**TASK TO COMPLETE:** Locate every line below that contains the word "name" and copy it.

------ ENTRIES PROVIDED

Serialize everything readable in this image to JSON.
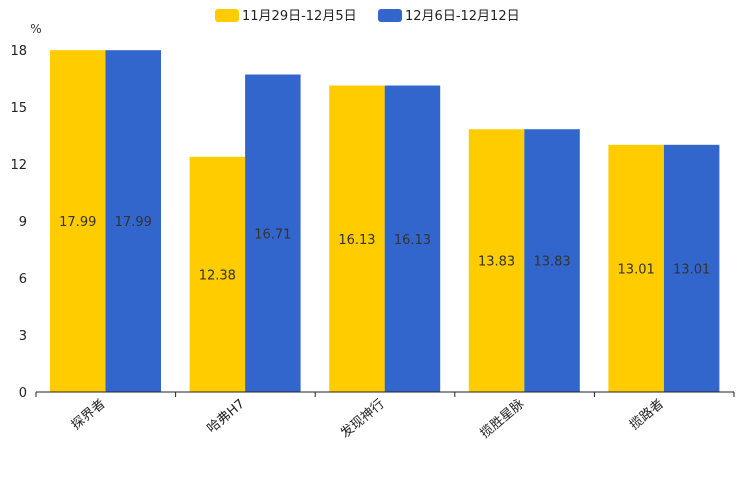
{
  "chart_data": {
    "type": "bar",
    "title": "",
    "xlabel": "",
    "ylabel": "%",
    "categories": [
      "探界者",
      "哈弗H7",
      "发现神行",
      "揽胜星脉",
      "揽路者"
    ],
    "series": [
      {
        "name": "11月29日-12月5日",
        "color": "#FFCC00",
        "values": [
          17.99,
          12.38,
          16.13,
          13.83,
          13.01
        ],
        "labels": [
          "17.99",
          "12.38",
          "16.13",
          "13.83",
          "13.01"
        ]
      },
      {
        "name": "12月6日-12月12日",
        "color": "#3366CC",
        "values": [
          17.99,
          16.71,
          16.13,
          13.83,
          13.01
        ],
        "labels": [
          "17.99",
          "16.71",
          "16.13",
          "13.83",
          "13.01"
        ]
      }
    ],
    "ylim": [
      0,
      18
    ],
    "yticks": [
      0,
      3,
      6,
      9,
      12,
      15,
      18
    ],
    "ytick_labels": [
      "0",
      "3",
      "6",
      "9",
      "12",
      "15",
      "18"
    ],
    "legend_position": "top-center",
    "grid": false
  }
}
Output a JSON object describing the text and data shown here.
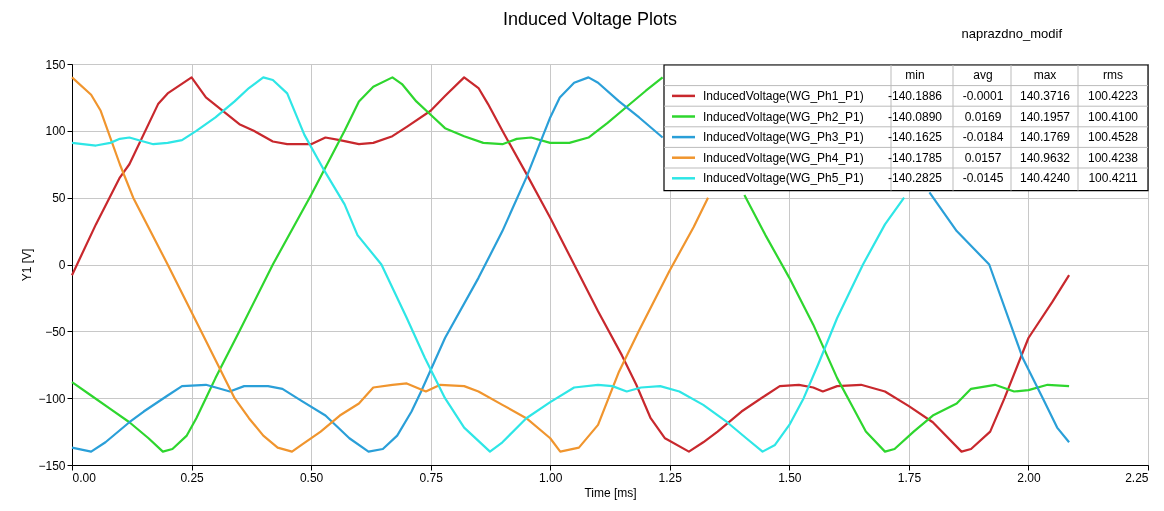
{
  "chart_data": {
    "type": "line",
    "title": "Induced Voltage Plots",
    "subtitle": "naprazdno_modif",
    "xlabel": "Time [ms]",
    "ylabel": "Y1 [V]",
    "xlim": [
      0,
      2.25
    ],
    "ylim": [
      -150,
      150
    ],
    "xticks": [
      {
        "value": 0,
        "label": "0.00"
      },
      0.25,
      {
        "value": 0.5,
        "label": "0.50"
      },
      0.75,
      {
        "value": 1,
        "label": "1.00"
      },
      1.25,
      {
        "value": 1.5,
        "label": "1.50"
      },
      1.75,
      {
        "value": 2,
        "label": "2.00"
      },
      2.25
    ],
    "yticks": [
      -150,
      -100,
      -50,
      0,
      50,
      100,
      150
    ],
    "grid": true,
    "legend": "top right",
    "line_style": "solid",
    "marker": "none",
    "series": [
      {
        "name": "InducedVoltage(WG_Ph1_P1)",
        "color": "#c8282d",
        "x": [
          0,
          0.05,
          0.1,
          0.12,
          0.18,
          0.2,
          0.25,
          0.28,
          0.35,
          0.38,
          0.42,
          0.45,
          0.5,
          0.53,
          0.56,
          0.6,
          0.63,
          0.67,
          0.7,
          0.75,
          0.78,
          0.82,
          0.85,
          0.87,
          0.9,
          0.95,
          1.0,
          1.05,
          1.1,
          1.15,
          1.18,
          1.21,
          1.24,
          1.29,
          1.32,
          1.35,
          1.4,
          1.45,
          1.48,
          1.52,
          1.55,
          1.57,
          1.6,
          1.65,
          1.7,
          1.75,
          1.8,
          1.86,
          1.88,
          1.92,
          1.95,
          2.0,
          2.05,
          2.085
        ],
        "values": [
          -8,
          30,
          65,
          75,
          120,
          128,
          140,
          125,
          105,
          100,
          92,
          90,
          90,
          95,
          93,
          90,
          91,
          96,
          103,
          115,
          126,
          140,
          132,
          120,
          100,
          68,
          35,
          0,
          -35,
          -68,
          -90,
          -115,
          -130,
          -140,
          -133,
          -125,
          -110,
          -98,
          -91,
          -90,
          -92,
          -95,
          -91,
          -90,
          -95,
          -106,
          -118,
          -140,
          -138,
          -125,
          -100,
          -55,
          -28,
          -8
        ]
      },
      {
        "name": "InducedVoltage(WG_Ph2_P1)",
        "color": "#2ed62e",
        "x": [
          0,
          0.04,
          0.08,
          0.12,
          0.16,
          0.19,
          0.21,
          0.24,
          0.26,
          0.28,
          0.3,
          0.35,
          0.42,
          0.5,
          0.57,
          0.6,
          0.63,
          0.67,
          0.69,
          0.72,
          0.75,
          0.78,
          0.82,
          0.86,
          0.9,
          0.93,
          0.96,
          1.0,
          1.04,
          1.08,
          1.12,
          1.16,
          1.2,
          1.235,
          1.3,
          1.406,
          1.45,
          1.5,
          1.55,
          1.6,
          1.63,
          1.66,
          1.7,
          1.72,
          1.76,
          1.8,
          1.85,
          1.88,
          1.93,
          1.97,
          2.0,
          2.04,
          2.085
        ],
        "values": [
          -88,
          -98,
          -108,
          -118,
          -130,
          -140,
          -138,
          -128,
          -115,
          -100,
          -85,
          -50,
          0,
          52,
          100,
          122,
          133,
          140,
          135,
          122,
          112,
          102,
          96,
          91,
          90,
          94,
          95,
          91,
          91,
          95,
          106,
          118,
          130,
          140,
          null,
          52,
          22,
          -10,
          -45,
          -85,
          -105,
          -125,
          -140,
          -138,
          -125,
          -113,
          -104,
          -93,
          -90,
          -95,
          -94,
          -90,
          -91
        ]
      },
      {
        "name": "InducedVoltage(WG_Ph3_P1)",
        "color": "#2a9fd8",
        "x": [
          0,
          0.04,
          0.07,
          0.12,
          0.15,
          0.2,
          0.23,
          0.28,
          0.31,
          0.33,
          0.36,
          0.41,
          0.44,
          0.48,
          0.53,
          0.58,
          0.62,
          0.65,
          0.68,
          0.71,
          0.73,
          0.78,
          0.85,
          0.9,
          0.95,
          1.0,
          1.02,
          1.05,
          1.08,
          1.1,
          1.144,
          1.186,
          1.235,
          1.5,
          1.793,
          1.85,
          1.918,
          1.988,
          2.03,
          2.06,
          2.085
        ],
        "values": [
          -137,
          -140,
          -133,
          -118,
          -110,
          -98,
          -91,
          -90,
          -93,
          -95,
          -91,
          -91,
          -93,
          -102,
          -113,
          -130,
          -140,
          -138,
          -128,
          -110,
          -95,
          -55,
          -10,
          25,
          65,
          110,
          125,
          136,
          140,
          136,
          122,
          110,
          95,
          null,
          54,
          25,
          0,
          -70,
          -100,
          -122,
          -133
        ]
      },
      {
        "name": "InducedVoltage(WG_Ph4_P1)",
        "color": "#f0952e",
        "x": [
          0,
          0.04,
          0.06,
          0.1,
          0.128,
          0.2,
          0.27,
          0.34,
          0.37,
          0.4,
          0.43,
          0.46,
          0.48,
          0.52,
          0.56,
          0.6,
          0.63,
          0.67,
          0.7,
          0.74,
          0.77,
          0.82,
          0.85,
          0.9,
          0.95,
          1.0,
          1.021,
          1.06,
          1.1,
          1.144,
          1.185,
          1.249,
          1.3,
          1.33
        ],
        "values": [
          140,
          127,
          115,
          75,
          50,
          0,
          -50,
          -100,
          -115,
          -128,
          -137,
          -140,
          -135,
          -125,
          -113,
          -104,
          -92,
          -90,
          -89,
          -95,
          -90,
          -91,
          -95,
          -105,
          -115,
          -130,
          -140,
          -137,
          -120,
          -80,
          -50,
          -5,
          28,
          50
        ]
      },
      {
        "name": "InducedVoltage(WG_Ph5_P1)",
        "color": "#2ee6e6",
        "x": [
          0,
          0.05,
          0.08,
          0.1,
          0.12,
          0.14,
          0.17,
          0.2,
          0.23,
          0.26,
          0.3,
          0.34,
          0.37,
          0.4,
          0.42,
          0.45,
          0.486,
          0.528,
          0.57,
          0.597,
          0.647,
          0.7,
          0.738,
          0.78,
          0.82,
          0.874,
          0.9,
          0.95,
          1.0,
          1.05,
          1.1,
          1.13,
          1.16,
          1.19,
          1.23,
          1.27,
          1.32,
          1.37,
          1.41,
          1.444,
          1.47,
          1.5,
          1.53,
          1.56,
          1.6,
          1.654,
          1.7,
          1.74
        ],
        "values": [
          91,
          89,
          91,
          94,
          95,
          93,
          90,
          91,
          93,
          100,
          110,
          122,
          132,
          140,
          138,
          128,
          97,
          70,
          45,
          22,
          0,
          -40,
          -70,
          -100,
          -122,
          -140,
          -133,
          -115,
          -103,
          -92,
          -90,
          -91,
          -95,
          -92,
          -91,
          -95,
          -105,
          -118,
          -130,
          -140,
          -135,
          -120,
          -100,
          -75,
          -40,
          0,
          30,
          50
        ]
      }
    ],
    "annotations": [
      "min",
      "avg",
      "max",
      "rms",
      "-140.1886",
      "-0.0001",
      "140.3716",
      "100.4223",
      "-140.0890",
      "0.0169",
      "140.1957",
      "100.4100",
      "-140.1625",
      "-0.0184",
      "140.1769",
      "100.4528",
      "-140.1785",
      "0.0157",
      "140.9632",
      "100.4238",
      "-140.2825",
      "-0.0145",
      "140.4240",
      "100.4211"
    ]
  }
}
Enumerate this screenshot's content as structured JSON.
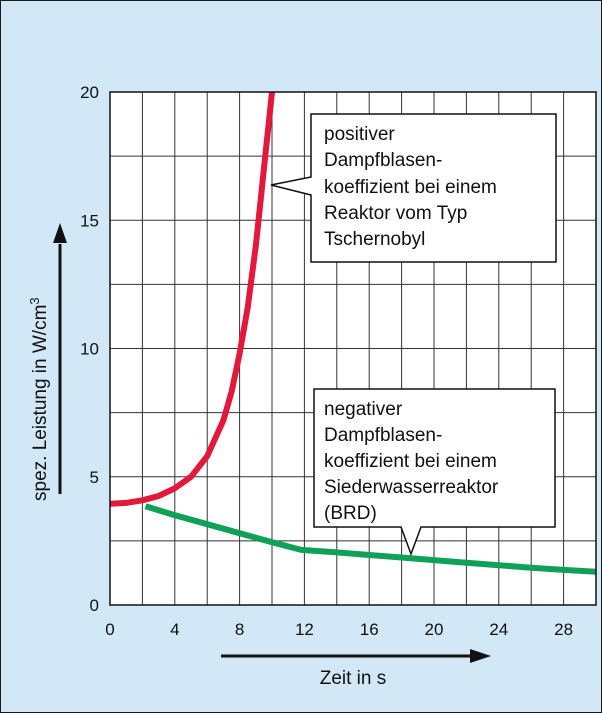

------------

**TASK ANSWER:**
        "name": "11月29日-12月5日",
        "name": "12月6日-12月12日",
        "name": "InducedVoltage(WG_Ph1_P1)",
        "name": "InducedVoltage(WG_Ph2_P1)",
        "name": "InducedVoltage(WG_Ph3_P1)",
        "name": "InducedVoltage(WG_Ph4_P1)",
        "name": "InducedVoltage(WG_Ph5_P1)",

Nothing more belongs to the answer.